TEXTO FORNECIDO:
▼
Arquivo pessoal (Foto: )

Leonardo Miranda é formado em comunicação pela Universidade Federal do ABC. Desde 2013 é colunista do Globoesporte.com no Painel Tático, blog que aborda todos os assuntos do esporte com viés na tática. Cobriu a Copa do Mundo de 2018 para a Revista Época, com diversas análises e entrevistas sobre o evento. No Esporte Interativo, apresentou o programa Copa de Botão, junto a Mauro Beting. De 2013 a 2014 foi responsável pela presença digital do Fuleco, primeiro mascote de Copa do Mundo a ter redes sociais.

 

1 Entre os comentaristas de futebol, você faz um tipo de análise – uma visão do jogo que às vezes é tão falado e tão pouco compreendido – ainda nova por aqui. Como se deu a sua formação – quais são os livros e as revistas, as referências e influências do seu trabalho?

Meu interesse pela área mais estratégica e científica do futebol se deu na adolescência, quando comecei a gostar de futebol. Sempre me perguntava: por que meu avô xingava tanto um jogador e, num jogo depois, ele fazia gols e ia bem? Era algo divino, ou havia aí uma explicação racional? Me formei em comunicação e comecei a trabalhar no mercado publicitário e de comunicação, no qual atuo até hoje.

Em paralelo, comecei a buscar mais conhecimentos sobre futebol. Fiz o curso de Análise de Desempenho na CBF, o curso de Gestão Técnica do Futebol e Modelo de Jogo na Universidade do Futebol, e fui buscando leituras e conversas sobre o tema. Sempre acompanhei o blog do André Rocha, um dos pioneiros no tema. Carlos Eduardo Mansur é outro pensador. Daí surgiram Renato Rodrigues (um grande cara e amigo), Bruno Formiga e tantos outros.

Ao mesmo tempo, também cursei a formação de Políticas Públicas na universidade (um correlato com ciências sociais), o que me deu uma visão mais humana e social do esporte. O que identificamos como tática é, na verdade, uma ferramenta para interpretar o jogo. Assim como Durkheim ou Weber são teóricos que interpretam a sociedade. Assim como Marx formou uma ideia com base naquilo que ele via. Manter essa visão mais holística do futebol e buscar uma compreensão ampla dos fenômenos é o que me move.

2 A propósito do nosso mercado editorial, o futebol era assunto quase inexistente; de um tempo pra cá, começa a se consolidar. O que você espera dos próximos anos e, hoje em dia, o que há de mais interessante para acompanhar?
▲
LISTAGEM FORNECIDA:
▼
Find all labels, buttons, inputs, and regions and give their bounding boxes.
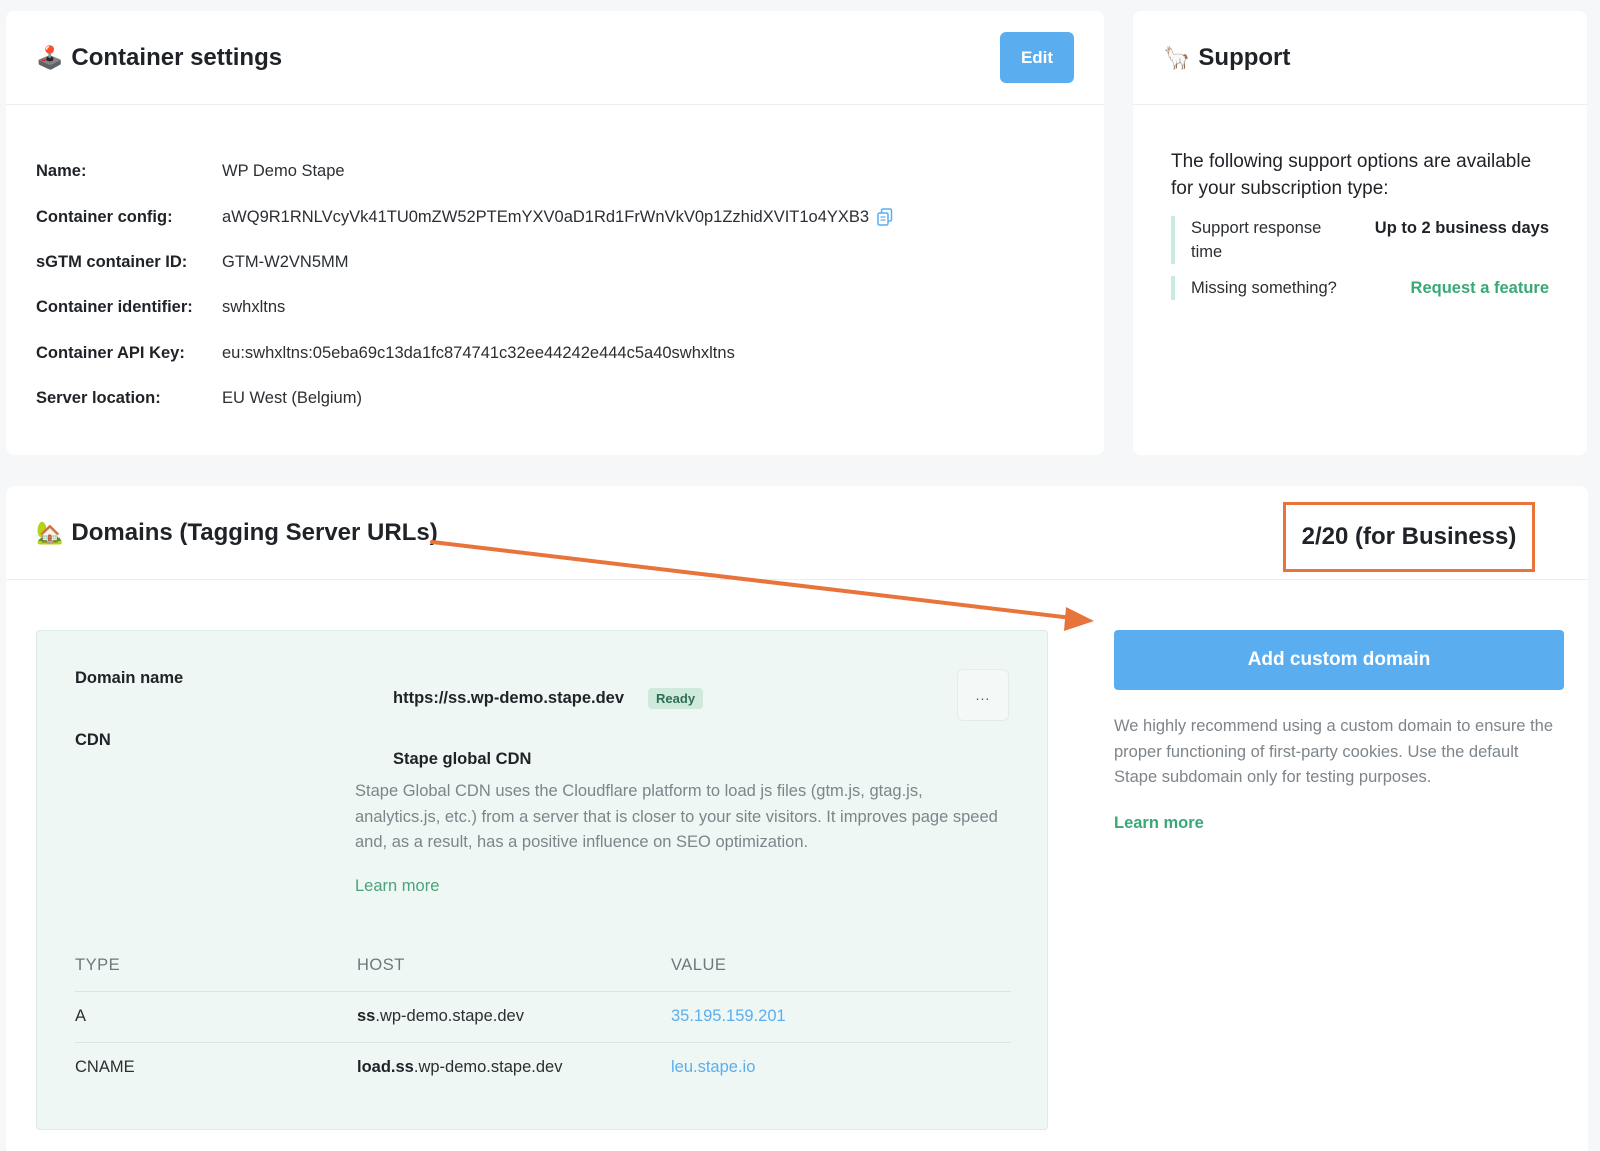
support-card: 🦙 Support The following support options …	[1133, 11, 1587, 455]
cdn-learn-more-link[interactable]: Learn more	[355, 877, 439, 896]
domain-name-value: https://ss.wp-demo.stape.dev	[393, 689, 625, 707]
custom-domain-hint: We highly recommend using a custom domai…	[1114, 717, 1554, 786]
support-response-row: Support response time Up to 2 business d…	[1171, 216, 1549, 264]
container-config-value: aWQ9R1RNLVcyVk41TU0mZW52PTEmYXV0aD1Rd1Fr…	[222, 207, 870, 226]
dns-host-suffix: .wp-demo.stape.dev	[413, 1058, 563, 1077]
dns-host-prefix: load.ss	[357, 1058, 414, 1077]
domains-title-text: Domains (Tagging Server URLs)	[71, 518, 438, 546]
field-value: EU West (Belgium)	[222, 389, 362, 408]
support-options: Support response time Up to 2 business d…	[1133, 202, 1587, 300]
domains-title: 🏡 Domains (Tagging Server URLs)	[36, 519, 438, 547]
copy-icon[interactable]	[877, 208, 893, 226]
field-value: swhxltns	[222, 298, 286, 317]
cdn-description: Stape Global CDN uses the Cloudflare pla…	[355, 782, 998, 851]
support-title: 🦙 Support	[1163, 44, 1290, 72]
field-server-location: Server location: EU West (Belgium)	[36, 376, 1074, 421]
support-row-label: Missing something?	[1191, 279, 1337, 297]
dns-header-host: HOST	[357, 941, 671, 992]
dns-host-prefix: ss	[357, 1007, 376, 1025]
domain-name-row: Domain name https://ss.wp-demo.stape.dev…	[75, 669, 704, 709]
dns-header-row: TYPE HOST VALUE	[75, 941, 1011, 992]
custom-domain-learn-more-link[interactable]: Learn more	[1114, 814, 1204, 833]
dns-type: A	[75, 991, 357, 1043]
field-value: eu:swhxltns:05eba69c13da1fc874741c32ee44…	[222, 343, 735, 362]
domain-panel: Domain name https://ss.wp-demo.stape.dev…	[36, 630, 1048, 1130]
support-title-text: Support	[1198, 43, 1291, 71]
field-value: GTM-W2VN5MM	[222, 252, 349, 271]
dns-records-table: TYPE HOST VALUE A ss.wp-demo.stape.dev 3…	[75, 941, 1011, 1093]
cdn-row: CDN Stape global CDN	[75, 731, 531, 768]
field-label: Container API Key:	[36, 343, 185, 362]
field-label: sGTM container ID:	[36, 252, 188, 271]
cdn-value: Stape global CDN	[393, 750, 532, 768]
support-row-value: Up to 2 business days	[1374, 219, 1549, 237]
domains-card: 🏡 Domains (Tagging Server URLs) 2/20 (fo…	[6, 486, 1588, 1151]
field-value: WP Demo Stape	[222, 162, 345, 181]
container-settings-card: 🕹️ Container settings Edit Name: WP Demo…	[6, 11, 1104, 455]
dns-header-type: TYPE	[75, 941, 357, 992]
field-sgtm-id: sGTM container ID: GTM-W2VN5MM	[36, 240, 1074, 285]
dns-value-link[interactable]: 35.195.159.201	[671, 1007, 786, 1025]
table-row: CNAME load.ss.wp-demo.stape.dev leu.stap…	[75, 1042, 1011, 1093]
support-row-label: Support response time	[1191, 219, 1322, 261]
container-settings-title: 🕹️ Container settings	[36, 44, 282, 72]
field-label: Name:	[36, 162, 87, 181]
domain-quota: 2/20 (for Business)	[1301, 523, 1517, 550]
field-label: Container identifier:	[36, 298, 193, 317]
more-options-button[interactable]: ...	[957, 669, 1009, 721]
quota-highlight-box: 2/20 (for Business)	[1283, 502, 1535, 572]
request-feature-link[interactable]: Request a feature	[1411, 276, 1549, 300]
cdn-label: CDN	[75, 731, 111, 749]
dns-value: leu.stape.io	[671, 1042, 1011, 1093]
status-badge: Ready	[648, 688, 704, 709]
field-api-key: Container API Key: eu:swhxltns:05eba69c1…	[36, 331, 1074, 376]
domain-name-value-wrap: https://ss.wp-demo.stape.dev Ready	[393, 688, 704, 709]
container-settings-header: 🕹️ Container settings Edit	[6, 11, 1104, 105]
container-settings-title-text: Container settings	[71, 43, 283, 71]
field-container-identifier: Container identifier: swhxltns	[36, 285, 1074, 330]
dns-host: ss.wp-demo.stape.dev	[357, 991, 671, 1043]
dns-header-value: VALUE	[671, 941, 1011, 992]
dns-type: CNAME	[75, 1058, 135, 1077]
domain-name-label: Domain name	[75, 669, 184, 687]
dns-value: 35.195.159.201	[671, 991, 1011, 1043]
field-label: Container config:	[36, 207, 173, 226]
field-label: Server location:	[36, 389, 161, 408]
container-fields: Name: WP Demo Stape Container config: aW…	[6, 105, 1104, 421]
dns-host-suffix: .wp-demo.stape.dev	[375, 1007, 524, 1025]
llama-icon: 🦙	[1163, 44, 1191, 70]
field-value: aWQ9R1RNLVcyVk41TU0mZW52PTEmYXV0aD1Rd1Fr…	[222, 208, 893, 227]
house-tree-icon: 🏡	[36, 519, 64, 545]
support-header: 🦙 Support	[1133, 11, 1587, 105]
dns-value-link[interactable]: leu.stape.io	[671, 1058, 755, 1076]
dns-host: load.ss.wp-demo.stape.dev	[357, 1042, 671, 1093]
support-intro: The following support options are availa…	[1171, 151, 1532, 199]
missing-something-row: Missing something? Request a feature	[1171, 276, 1549, 300]
joystick-icon: 🕹️	[36, 44, 64, 70]
add-custom-domain-button[interactable]: Add custom domain	[1114, 630, 1564, 690]
field-container-config: Container config: aWQ9R1RNLVcyVk41TU0mZW…	[36, 194, 1074, 239]
table-row: A ss.wp-demo.stape.dev 35.195.159.201	[75, 991, 1011, 1043]
edit-button[interactable]: Edit	[1000, 32, 1074, 83]
field-name: Name: WP Demo Stape	[36, 149, 1074, 194]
▲
EXERCÍCIOS:
1 > Por favor, transcreva o trecho do texto começando em "Em paralelo, comecei" e terminando em "e tantos outros.".
2 > Reescreva somente as linhas da listagem começando na que contém "support-card: 🦙 Support" e terminando na que contém "support-options: Support response", ambas incluídas. Troque "Belgium" por "Ireland" e deixe todo o resto inalterado.
A listagem não tem nenhuma relação com o texto.

RESPOSTAS:
1 >
Em paralelo, comecei a buscar mais conhecimentos sobre futebol. Fiz o curso de Análise de Desempenho na CBF, o curso de Gestão Técnica do Futebol e Modelo de Jogo na Universidade do Futebol, e fui buscando leituras e conversas sobre o tema. Sempre acompanhei o blog do André Rocha, um dos pioneiros no tema. Carlos Eduardo Mansur é outro pensador. Daí surgiram Renato Rodrigues (um grande cara e amigo), Bruno Formiga e tantos outros.

2 >
support-card: 🦙 Support The following support options …	[1133, 11, 1587, 455]
cdn-learn-more-link[interactable]: Learn more	[355, 877, 439, 896]
domain-name-value: https://ss.wp-demo.stape.dev	[393, 689, 625, 707]
custom-domain-hint: We highly recommend using a custom domai…	[1114, 717, 1554, 786]
support-response-row: Support response time Up to 2 business d…	[1171, 216, 1549, 264]
container-config-value: aWQ9R1RNLVcyVk41TU0mZW52PTEmYXV0aD1Rd1Fr…	[222, 207, 870, 226]
dns-host-suffix: .wp-demo.stape.dev	[413, 1058, 563, 1077]
dns-host-prefix: load.ss	[357, 1058, 414, 1077]
domains-title-text: Domains (Tagging Server URLs)	[71, 518, 438, 546]
field-value: EU West (Ireland)	[222, 389, 362, 408]
support-options: Support response time Up to 2 business d…	[1133, 202, 1587, 300]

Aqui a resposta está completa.